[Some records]

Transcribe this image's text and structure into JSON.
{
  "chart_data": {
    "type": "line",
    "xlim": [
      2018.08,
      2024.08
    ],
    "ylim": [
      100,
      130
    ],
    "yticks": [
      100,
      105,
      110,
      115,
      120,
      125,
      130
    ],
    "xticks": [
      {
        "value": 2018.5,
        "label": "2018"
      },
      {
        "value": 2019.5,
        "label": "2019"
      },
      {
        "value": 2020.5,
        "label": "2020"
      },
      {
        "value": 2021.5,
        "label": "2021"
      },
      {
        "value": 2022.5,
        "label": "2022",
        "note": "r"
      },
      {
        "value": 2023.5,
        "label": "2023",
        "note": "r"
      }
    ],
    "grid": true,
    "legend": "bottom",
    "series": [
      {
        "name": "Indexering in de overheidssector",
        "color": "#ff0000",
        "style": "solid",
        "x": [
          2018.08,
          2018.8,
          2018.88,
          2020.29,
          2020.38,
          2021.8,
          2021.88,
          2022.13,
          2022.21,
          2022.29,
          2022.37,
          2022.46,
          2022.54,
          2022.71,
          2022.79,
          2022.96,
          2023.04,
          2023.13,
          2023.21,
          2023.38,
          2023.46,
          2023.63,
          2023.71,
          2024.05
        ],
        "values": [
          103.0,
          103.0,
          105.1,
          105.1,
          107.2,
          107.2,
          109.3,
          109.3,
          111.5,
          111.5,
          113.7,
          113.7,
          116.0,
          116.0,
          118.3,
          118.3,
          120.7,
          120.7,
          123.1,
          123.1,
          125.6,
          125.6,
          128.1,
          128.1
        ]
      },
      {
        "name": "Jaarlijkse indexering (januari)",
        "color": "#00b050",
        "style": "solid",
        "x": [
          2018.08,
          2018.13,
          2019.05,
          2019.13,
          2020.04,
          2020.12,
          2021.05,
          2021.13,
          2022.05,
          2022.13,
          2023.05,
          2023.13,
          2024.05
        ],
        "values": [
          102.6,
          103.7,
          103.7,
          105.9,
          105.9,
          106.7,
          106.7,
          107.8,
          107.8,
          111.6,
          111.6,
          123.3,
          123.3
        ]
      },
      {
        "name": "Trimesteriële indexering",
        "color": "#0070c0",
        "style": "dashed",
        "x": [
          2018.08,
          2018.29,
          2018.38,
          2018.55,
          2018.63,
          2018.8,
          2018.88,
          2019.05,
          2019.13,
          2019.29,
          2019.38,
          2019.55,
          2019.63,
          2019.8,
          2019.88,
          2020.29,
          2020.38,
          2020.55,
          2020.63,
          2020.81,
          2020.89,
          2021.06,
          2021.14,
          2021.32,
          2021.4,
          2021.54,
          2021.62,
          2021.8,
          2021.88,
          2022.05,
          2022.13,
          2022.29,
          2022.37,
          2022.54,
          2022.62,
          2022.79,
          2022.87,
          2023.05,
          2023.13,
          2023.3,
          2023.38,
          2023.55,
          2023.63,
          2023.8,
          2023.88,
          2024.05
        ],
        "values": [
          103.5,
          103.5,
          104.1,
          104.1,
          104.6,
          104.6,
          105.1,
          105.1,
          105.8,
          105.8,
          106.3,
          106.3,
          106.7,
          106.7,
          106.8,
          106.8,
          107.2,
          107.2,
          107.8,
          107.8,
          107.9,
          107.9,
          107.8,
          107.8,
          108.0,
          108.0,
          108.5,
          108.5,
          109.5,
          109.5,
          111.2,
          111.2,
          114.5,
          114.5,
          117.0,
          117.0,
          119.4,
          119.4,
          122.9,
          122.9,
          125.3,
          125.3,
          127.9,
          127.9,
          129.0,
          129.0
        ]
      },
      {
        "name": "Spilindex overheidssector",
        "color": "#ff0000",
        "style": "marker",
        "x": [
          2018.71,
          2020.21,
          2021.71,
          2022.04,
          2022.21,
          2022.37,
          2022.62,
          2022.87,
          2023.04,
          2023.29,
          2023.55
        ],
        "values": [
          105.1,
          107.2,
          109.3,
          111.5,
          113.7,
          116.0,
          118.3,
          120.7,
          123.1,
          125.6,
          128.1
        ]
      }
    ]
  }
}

What the task requires ▸ Filter the records above for "name" and copy every matching line.

Task result ▸
        "name": "Indexering in de overheidssector",
        "name": "Jaarlijkse indexering (januari)",
        "name": "Trimesteriële indexering",
        "name": "Spilindex overheidssector",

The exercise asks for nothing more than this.